**GOAL:** Reproduce the entries exactly.

**LISTING:**
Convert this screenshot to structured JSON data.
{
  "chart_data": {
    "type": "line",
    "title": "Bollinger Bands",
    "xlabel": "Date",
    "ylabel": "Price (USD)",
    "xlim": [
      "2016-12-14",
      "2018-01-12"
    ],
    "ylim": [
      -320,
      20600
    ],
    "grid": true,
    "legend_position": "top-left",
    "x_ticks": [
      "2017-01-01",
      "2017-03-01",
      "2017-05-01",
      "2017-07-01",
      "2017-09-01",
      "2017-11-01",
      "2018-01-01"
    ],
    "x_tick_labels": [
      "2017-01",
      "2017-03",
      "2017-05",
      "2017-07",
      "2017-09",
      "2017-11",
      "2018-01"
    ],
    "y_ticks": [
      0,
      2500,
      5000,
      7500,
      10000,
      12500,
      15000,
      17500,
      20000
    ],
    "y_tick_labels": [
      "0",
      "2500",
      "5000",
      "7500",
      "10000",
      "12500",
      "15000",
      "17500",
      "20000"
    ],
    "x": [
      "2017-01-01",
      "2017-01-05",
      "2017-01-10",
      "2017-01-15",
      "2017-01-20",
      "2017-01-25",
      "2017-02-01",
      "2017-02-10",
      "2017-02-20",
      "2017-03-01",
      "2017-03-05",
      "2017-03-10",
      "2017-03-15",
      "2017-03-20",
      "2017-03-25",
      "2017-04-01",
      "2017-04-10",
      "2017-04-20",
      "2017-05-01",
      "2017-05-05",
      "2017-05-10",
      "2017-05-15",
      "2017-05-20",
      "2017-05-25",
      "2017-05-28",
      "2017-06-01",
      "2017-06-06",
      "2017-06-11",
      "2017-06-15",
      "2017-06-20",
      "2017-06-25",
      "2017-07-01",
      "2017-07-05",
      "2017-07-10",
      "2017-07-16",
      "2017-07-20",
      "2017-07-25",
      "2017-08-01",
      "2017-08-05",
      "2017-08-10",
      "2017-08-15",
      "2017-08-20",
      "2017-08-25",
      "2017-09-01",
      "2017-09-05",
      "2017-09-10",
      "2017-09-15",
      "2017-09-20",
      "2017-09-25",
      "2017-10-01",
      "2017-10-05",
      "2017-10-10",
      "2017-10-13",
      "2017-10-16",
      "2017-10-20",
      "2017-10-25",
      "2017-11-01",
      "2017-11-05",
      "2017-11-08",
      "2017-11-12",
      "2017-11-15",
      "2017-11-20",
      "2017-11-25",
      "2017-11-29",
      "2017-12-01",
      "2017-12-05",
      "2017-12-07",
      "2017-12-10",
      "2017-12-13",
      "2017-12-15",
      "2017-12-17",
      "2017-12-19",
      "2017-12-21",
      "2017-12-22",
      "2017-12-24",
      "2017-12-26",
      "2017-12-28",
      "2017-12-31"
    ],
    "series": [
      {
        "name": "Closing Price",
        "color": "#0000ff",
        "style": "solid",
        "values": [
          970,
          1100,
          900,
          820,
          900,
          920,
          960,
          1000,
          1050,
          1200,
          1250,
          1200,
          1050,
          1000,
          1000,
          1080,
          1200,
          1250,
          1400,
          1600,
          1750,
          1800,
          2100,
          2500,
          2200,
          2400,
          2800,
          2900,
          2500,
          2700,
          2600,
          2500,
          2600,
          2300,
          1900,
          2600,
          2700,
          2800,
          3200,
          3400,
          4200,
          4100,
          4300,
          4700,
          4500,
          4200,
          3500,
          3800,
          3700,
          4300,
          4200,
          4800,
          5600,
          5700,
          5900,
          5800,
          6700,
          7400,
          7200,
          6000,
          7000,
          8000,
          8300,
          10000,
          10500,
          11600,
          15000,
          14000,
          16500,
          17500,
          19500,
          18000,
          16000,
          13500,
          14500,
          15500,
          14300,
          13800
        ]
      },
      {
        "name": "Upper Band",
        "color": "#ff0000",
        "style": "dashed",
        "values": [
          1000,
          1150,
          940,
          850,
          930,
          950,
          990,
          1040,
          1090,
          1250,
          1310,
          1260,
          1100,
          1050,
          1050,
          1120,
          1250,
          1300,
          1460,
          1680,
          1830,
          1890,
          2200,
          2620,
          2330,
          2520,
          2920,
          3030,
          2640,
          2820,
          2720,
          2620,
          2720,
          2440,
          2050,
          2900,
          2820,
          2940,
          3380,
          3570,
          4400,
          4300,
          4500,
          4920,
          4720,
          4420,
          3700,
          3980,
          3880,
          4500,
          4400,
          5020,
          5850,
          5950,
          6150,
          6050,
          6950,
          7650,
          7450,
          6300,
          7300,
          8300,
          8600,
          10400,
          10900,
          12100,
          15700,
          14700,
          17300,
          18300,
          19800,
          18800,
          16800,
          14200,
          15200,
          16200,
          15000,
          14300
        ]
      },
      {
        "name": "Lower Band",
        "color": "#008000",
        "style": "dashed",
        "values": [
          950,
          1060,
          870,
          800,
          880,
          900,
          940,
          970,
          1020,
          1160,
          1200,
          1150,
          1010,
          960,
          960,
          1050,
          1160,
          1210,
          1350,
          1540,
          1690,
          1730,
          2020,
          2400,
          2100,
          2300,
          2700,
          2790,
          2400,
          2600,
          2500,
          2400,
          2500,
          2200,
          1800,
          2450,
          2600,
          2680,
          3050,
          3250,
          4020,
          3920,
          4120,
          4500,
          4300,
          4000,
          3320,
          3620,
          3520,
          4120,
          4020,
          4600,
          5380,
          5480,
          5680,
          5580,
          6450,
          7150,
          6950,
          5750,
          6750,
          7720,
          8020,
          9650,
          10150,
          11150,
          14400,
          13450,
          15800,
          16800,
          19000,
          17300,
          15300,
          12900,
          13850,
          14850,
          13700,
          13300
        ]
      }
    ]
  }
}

**TASK OUTPUT:**
Convert this screenshot to structured JSON data.
{
  "chart_data": {
    "type": "line",
    "title": "Bollinger Bands",
    "xlabel": "Date",
    "ylabel": "Price (USD)",
    "xlim": [
      "2016-12-14",
      "2018-01-12"
    ],
    "ylim": [
      -320,
      20600
    ],
    "grid": true,
    "legend_position": "top-left",
    "x_ticks": [
      "2017-01-01",
      "2017-03-01",
      "2017-05-01",
      "2017-07-01",
      "2017-09-01",
      "2017-11-01",
      "2018-01-01"
    ],
    "x_tick_labels": [
      "2017-01",
      "2017-03",
      "2017-05",
      "2017-07",
      "2017-09",
      "2017-11",
      "2018-01"
    ],
    "y_ticks": [
      0,
      2500,
      5000,
      7500,
      10000,
      12500,
      15000,
      17500,
      20000
    ],
    "y_tick_labels": [
      "0",
      "2500",
      "5000",
      "7500",
      "10000",
      "12500",
      "15000",
      "17500",
      "20000"
    ],
    "x": [
      "2017-01-01",
      "2017-01-05",
      "2017-01-10",
      "2017-01-15",
      "2017-01-20",
      "2017-01-25",
      "2017-02-01",
      "2017-02-10",
      "2017-02-20",
      "2017-03-01",
      "2017-03-05",
      "2017-03-10",
      "2017-03-15",
      "2017-03-20",
      "2017-03-25",
      "2017-04-01",
      "2017-04-10",
      "2017-04-20",
      "2017-05-01",
      "2017-05-05",
      "2017-05-10",
      "2017-05-15",
      "2017-05-20",
      "2017-05-25",
      "2017-05-28",
      "2017-06-01",
      "2017-06-06",
      "2017-06-11",
      "2017-06-15",
      "2017-06-20",
      "2017-06-25",
      "2017-07-01",
      "2017-07-05",
      "2017-07-10",
      "2017-07-16",
      "2017-07-20",
      "2017-07-25",
      "2017-08-01",
      "2017-08-05",
      "2017-08-10",
      "2017-08-15",
      "2017-08-20",
      "2017-08-25",
      "2017-09-01",
      "2017-09-05",
      "2017-09-10",
      "2017-09-15",
      "2017-09-20",
      "2017-09-25",
      "2017-10-01",
      "2017-10-05",
      "2017-10-10",
      "2017-10-13",
      "2017-10-16",
      "2017-10-20",
      "2017-10-25",
      "2017-11-01",
      "2017-11-05",
      "2017-11-08",
      "2017-11-12",
      "2017-11-15",
      "2017-11-20",
      "2017-11-25",
      "2017-11-29",
      "2017-12-01",
      "2017-12-05",
      "2017-12-07",
      "2017-12-10",
      "2017-12-13",
      "2017-12-15",
      "2017-12-17",
      "2017-12-19",
      "2017-12-21",
      "2017-12-22",
      "2017-12-24",
      "2017-12-26",
      "2017-12-28",
      "2017-12-31"
    ],
    "series": [
      {
        "name": "Closing Price",
        "color": "#0000ff",
        "style": "solid",
        "values": [
          970,
          1100,
          900,
          820,
          900,
          920,
          960,
          1000,
          1050,
          1200,
          1250,
          1200,
          1050,
          1000,
          1000,
          1080,
          1200,
          1250,
          1400,
          1600,
          1750,
          1800,
          2100,
          2500,
          2200,
          2400,
          2800,
          2900,
          2500,
          2700,
          2600,
          2500,
          2600,
          2300,
          1900,
          2600,
          2700,
          2800,
          3200,
          3400,
          4200,
          4100,
          4300,
          4700,
          4500,
          4200,
          3500,
          3800,
          3700,
          4300,
          4200,
          4800,
          5600,
          5700,
          5900,
          5800,
          6700,
          7400,
          7200,
          6000,
          7000,
          8000,
          8300,
          10000,
          10500,
          11600,
          15000,
          14000,
          16500,
          17500,
          19500,
          18000,
          16000,
          13500,
          14500,
          15500,
          14300,
          13800
        ]
      },
      {
        "name": "Upper Band",
        "color": "#ff0000",
        "style": "dashed",
        "values": [
          1000,
          1150,
          940,
          850,
          930,
          950,
          990,
          1040,
          1090,
          1250,
          1310,
          1260,
          1100,
          1050,
          1050,
          1120,
          1250,
          1300,
          1460,
          1680,
          1830,
          1890,
          2200,
          2620,
          2330,
          2520,
          2920,
          3030,
          2640,
          2820,
          2720,
          2620,
          2720,
          2440,
          2050,
          2900,
          2820,
          2940,
          3380,
          3570,
          4400,
          4300,
          4500,
          4920,
          4720,
          4420,
          3700,
          3980,
          3880,
          4500,
          4400,
          5020,
          5850,
          5950,
          6150,
          6050,
          6950,
          7650,
          7450,
          6300,
          7300,
          8300,
          8600,
          10400,
          10900,
          12100,
          15700,
          14700,
          17300,
          18300,
          19800,
          18800,
          16800,
          14200,
          15200,
          16200,
          15000,
          14300
        ]
      },
      {
        "name": "Lower Band",
        "color": "#008000",
        "style": "dashed",
        "values": [
          950,
          1060,
          870,
          800,
          880,
          900,
          940,
          970,
          1020,
          1160,
          1200,
          1150,
          1010,
          960,
          960,
          1050,
          1160,
          1210,
          1350,
          1540,
          1690,
          1730,
          2020,
          2400,
          2100,
          2300,
          2700,
          2790,
          2400,
          2600,
          2500,
          2400,
          2500,
          2200,
          1800,
          2450,
          2600,
          2680,
          3050,
          3250,
          4020,
          3920,
          4120,
          4500,
          4300,
          4000,
          3320,
          3620,
          3520,
          4120,
          4020,
          4600,
          5380,
          5480,
          5680,
          5580,
          6450,
          7150,
          6950,
          5750,
          6750,
          7720,
          8020,
          9650,
          10150,
          11150,
          14400,
          13450,
          15800,
          16800,
          19000,
          17300,
          15300,
          12900,
          13850,
          14850,
          13700,
          13300
        ]
      }
    ]
  }
}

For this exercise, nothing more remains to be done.